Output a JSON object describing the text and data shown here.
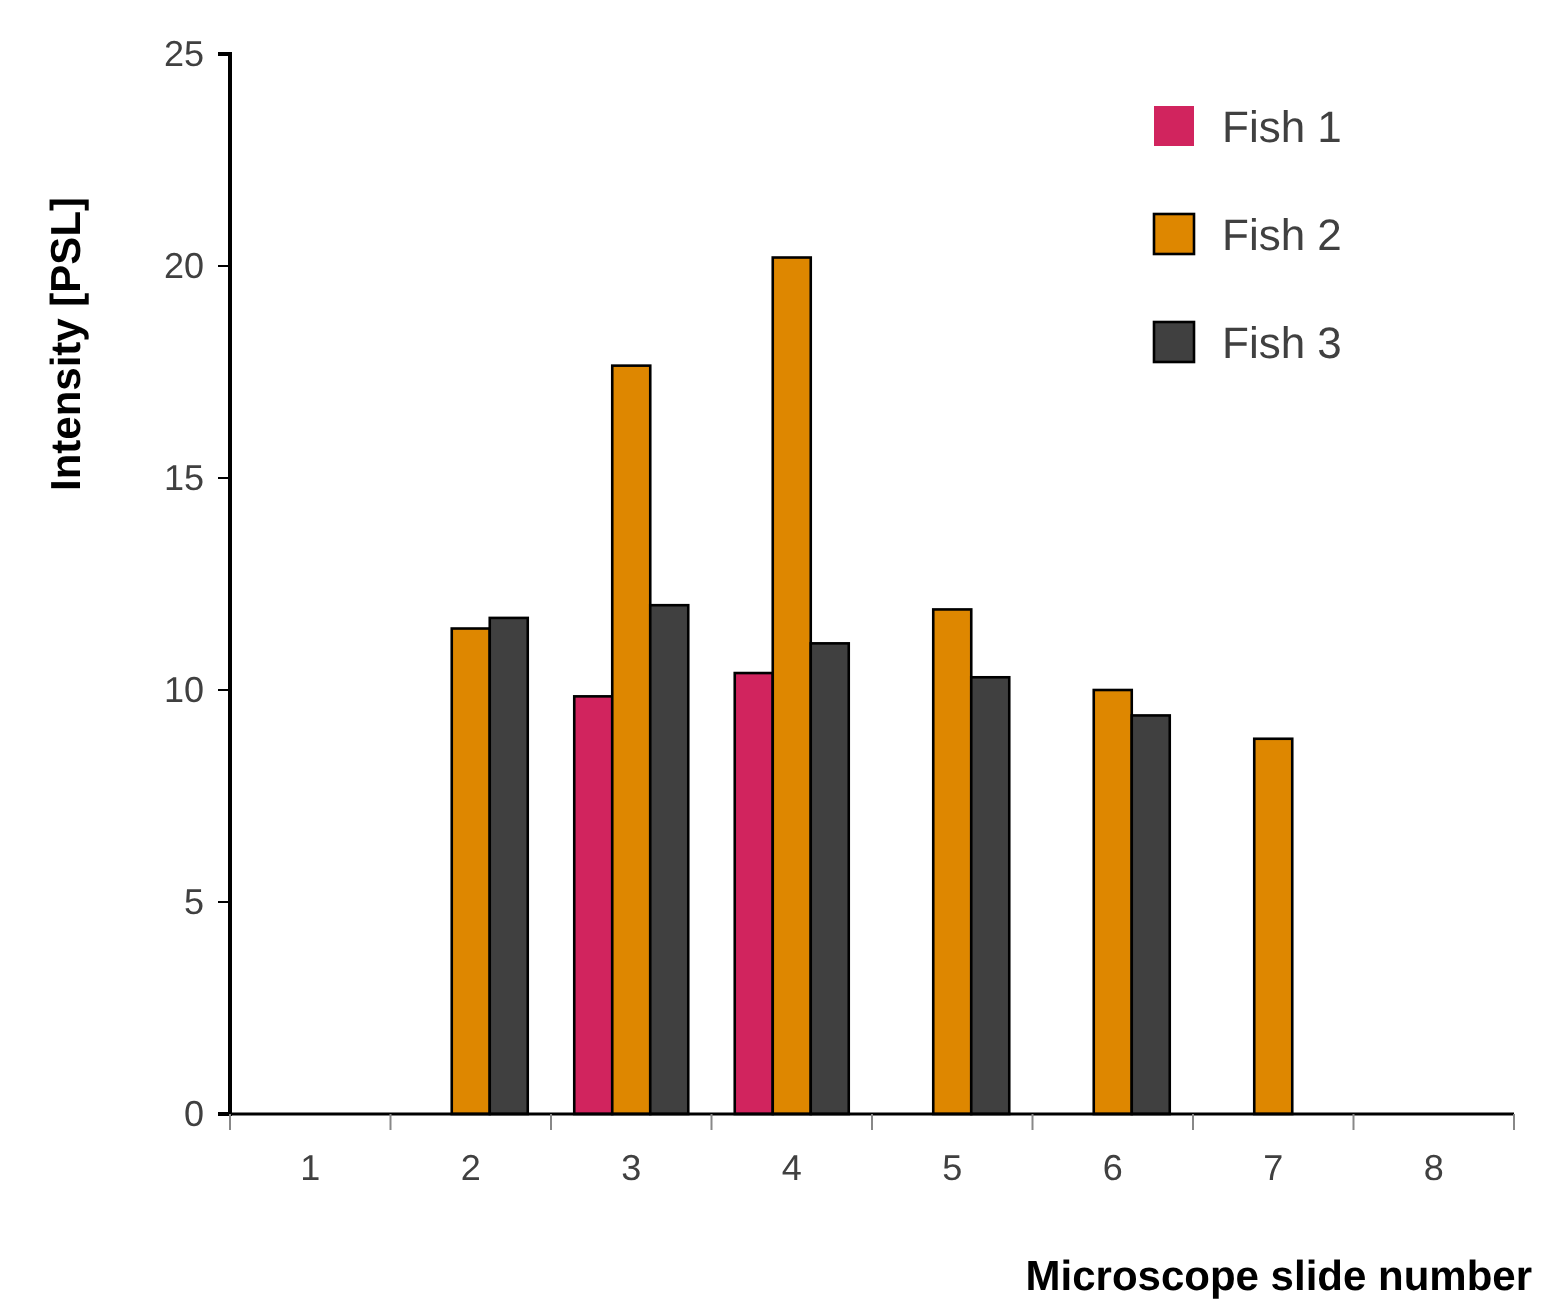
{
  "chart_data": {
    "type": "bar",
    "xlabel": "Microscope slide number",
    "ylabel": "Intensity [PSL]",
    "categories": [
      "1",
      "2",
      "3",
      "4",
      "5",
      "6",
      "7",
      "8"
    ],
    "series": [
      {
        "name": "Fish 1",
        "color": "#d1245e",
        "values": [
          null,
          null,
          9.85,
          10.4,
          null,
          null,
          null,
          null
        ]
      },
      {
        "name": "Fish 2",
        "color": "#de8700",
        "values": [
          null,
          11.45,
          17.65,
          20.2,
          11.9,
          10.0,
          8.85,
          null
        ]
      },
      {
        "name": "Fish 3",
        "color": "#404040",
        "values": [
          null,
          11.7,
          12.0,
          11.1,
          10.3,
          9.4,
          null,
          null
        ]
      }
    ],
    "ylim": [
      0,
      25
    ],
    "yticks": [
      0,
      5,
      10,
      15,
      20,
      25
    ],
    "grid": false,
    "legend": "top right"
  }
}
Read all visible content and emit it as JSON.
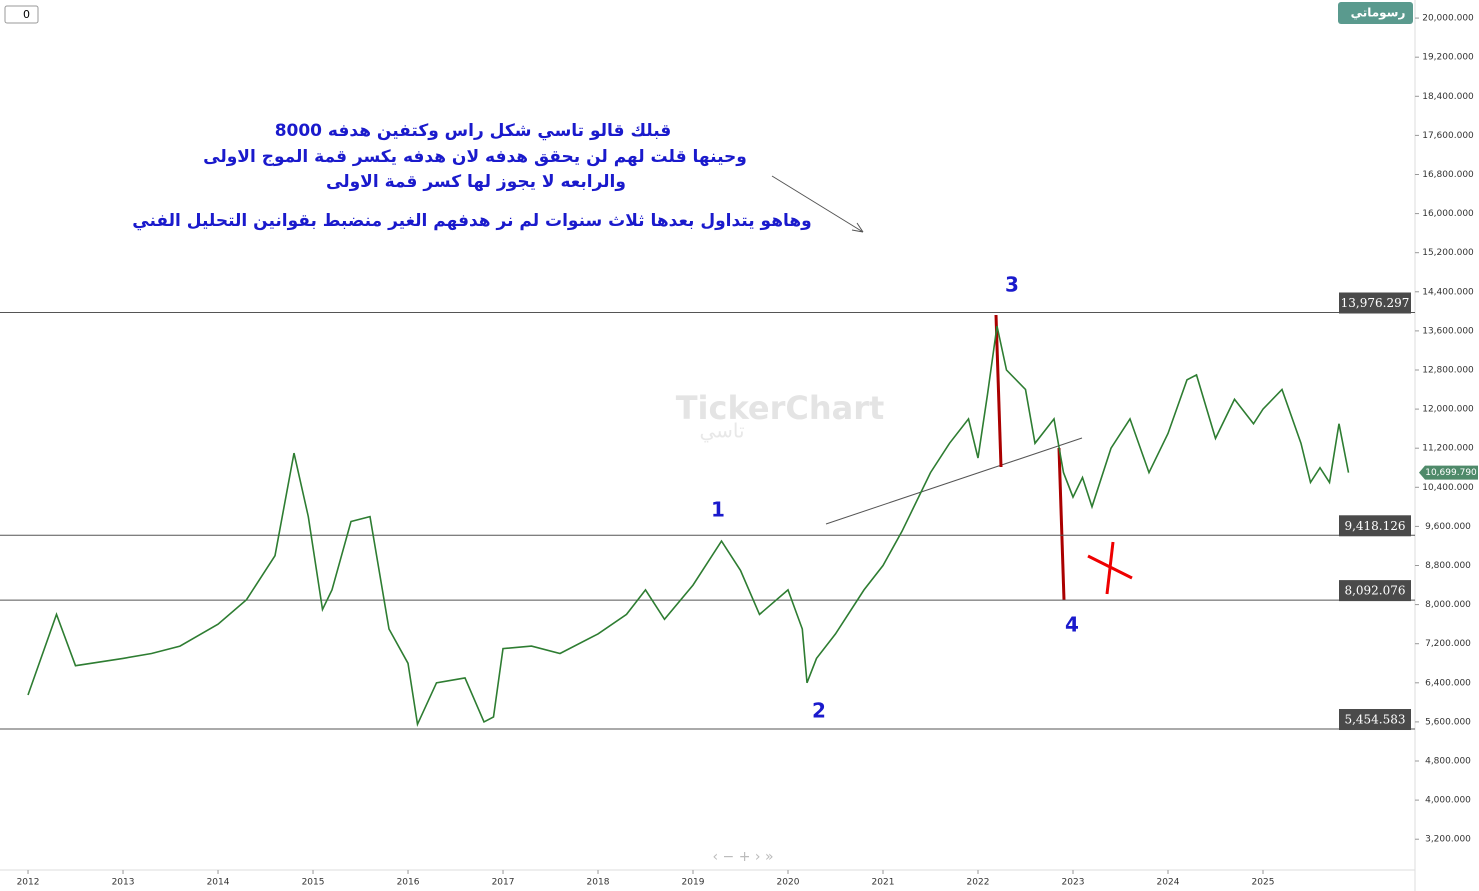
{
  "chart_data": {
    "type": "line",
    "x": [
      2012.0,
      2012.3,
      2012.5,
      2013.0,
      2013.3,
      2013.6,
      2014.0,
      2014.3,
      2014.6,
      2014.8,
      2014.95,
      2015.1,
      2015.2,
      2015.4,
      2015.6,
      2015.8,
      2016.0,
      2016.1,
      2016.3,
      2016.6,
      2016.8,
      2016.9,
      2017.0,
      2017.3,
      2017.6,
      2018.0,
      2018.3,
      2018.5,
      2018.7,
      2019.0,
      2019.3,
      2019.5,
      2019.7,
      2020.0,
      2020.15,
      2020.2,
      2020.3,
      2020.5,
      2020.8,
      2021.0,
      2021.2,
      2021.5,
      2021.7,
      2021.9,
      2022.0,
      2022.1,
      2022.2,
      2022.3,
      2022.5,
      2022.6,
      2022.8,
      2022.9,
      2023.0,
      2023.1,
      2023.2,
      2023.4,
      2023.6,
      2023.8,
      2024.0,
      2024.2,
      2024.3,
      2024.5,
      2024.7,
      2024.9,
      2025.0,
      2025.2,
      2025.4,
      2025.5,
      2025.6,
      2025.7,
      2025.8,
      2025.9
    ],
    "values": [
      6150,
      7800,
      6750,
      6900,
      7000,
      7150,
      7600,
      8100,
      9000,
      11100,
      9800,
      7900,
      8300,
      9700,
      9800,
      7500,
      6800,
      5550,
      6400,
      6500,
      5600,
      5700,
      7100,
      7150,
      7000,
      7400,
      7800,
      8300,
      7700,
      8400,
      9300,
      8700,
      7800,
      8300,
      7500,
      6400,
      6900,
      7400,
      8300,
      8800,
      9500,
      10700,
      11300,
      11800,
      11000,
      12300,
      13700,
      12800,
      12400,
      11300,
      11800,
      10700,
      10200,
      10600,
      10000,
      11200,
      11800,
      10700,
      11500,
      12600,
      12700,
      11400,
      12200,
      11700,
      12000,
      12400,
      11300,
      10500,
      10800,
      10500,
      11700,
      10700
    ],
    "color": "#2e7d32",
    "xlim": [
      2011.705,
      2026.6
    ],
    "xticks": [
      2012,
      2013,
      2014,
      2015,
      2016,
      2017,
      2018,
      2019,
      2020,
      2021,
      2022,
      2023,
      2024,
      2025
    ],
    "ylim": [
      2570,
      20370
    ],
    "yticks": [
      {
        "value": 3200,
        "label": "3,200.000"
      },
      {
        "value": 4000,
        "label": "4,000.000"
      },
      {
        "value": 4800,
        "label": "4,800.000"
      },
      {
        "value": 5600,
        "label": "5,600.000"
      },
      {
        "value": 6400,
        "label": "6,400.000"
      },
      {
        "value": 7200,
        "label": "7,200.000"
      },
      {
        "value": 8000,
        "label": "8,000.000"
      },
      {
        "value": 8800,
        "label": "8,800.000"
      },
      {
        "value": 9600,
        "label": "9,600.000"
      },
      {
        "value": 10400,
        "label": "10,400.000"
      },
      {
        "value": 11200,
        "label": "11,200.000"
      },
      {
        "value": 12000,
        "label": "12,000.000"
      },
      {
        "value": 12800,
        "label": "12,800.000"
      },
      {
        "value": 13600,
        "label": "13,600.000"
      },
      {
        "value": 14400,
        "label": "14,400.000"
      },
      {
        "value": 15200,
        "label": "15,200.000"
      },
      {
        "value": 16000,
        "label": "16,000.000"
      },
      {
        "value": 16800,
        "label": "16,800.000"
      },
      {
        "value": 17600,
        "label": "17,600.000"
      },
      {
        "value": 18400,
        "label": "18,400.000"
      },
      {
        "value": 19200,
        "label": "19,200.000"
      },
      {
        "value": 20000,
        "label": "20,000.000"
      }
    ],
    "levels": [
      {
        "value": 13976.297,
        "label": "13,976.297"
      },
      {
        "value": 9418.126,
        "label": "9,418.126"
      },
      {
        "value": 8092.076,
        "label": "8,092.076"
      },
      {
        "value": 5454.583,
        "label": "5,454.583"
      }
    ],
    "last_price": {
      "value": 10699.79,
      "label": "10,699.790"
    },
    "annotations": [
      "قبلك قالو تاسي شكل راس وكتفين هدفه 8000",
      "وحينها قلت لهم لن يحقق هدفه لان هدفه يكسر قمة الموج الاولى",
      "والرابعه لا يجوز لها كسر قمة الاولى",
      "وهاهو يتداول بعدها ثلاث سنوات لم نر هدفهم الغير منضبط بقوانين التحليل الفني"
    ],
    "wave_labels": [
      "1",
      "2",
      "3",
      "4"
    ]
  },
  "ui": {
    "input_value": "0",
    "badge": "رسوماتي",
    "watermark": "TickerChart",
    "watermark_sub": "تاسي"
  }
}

+--

- _Prompt_: All lines above containing the string "JSON" are to be collected.

- _Answer to this problem_:
Output a JSON object describing the text and data shown here.
Read all visible content and emit it as JSON.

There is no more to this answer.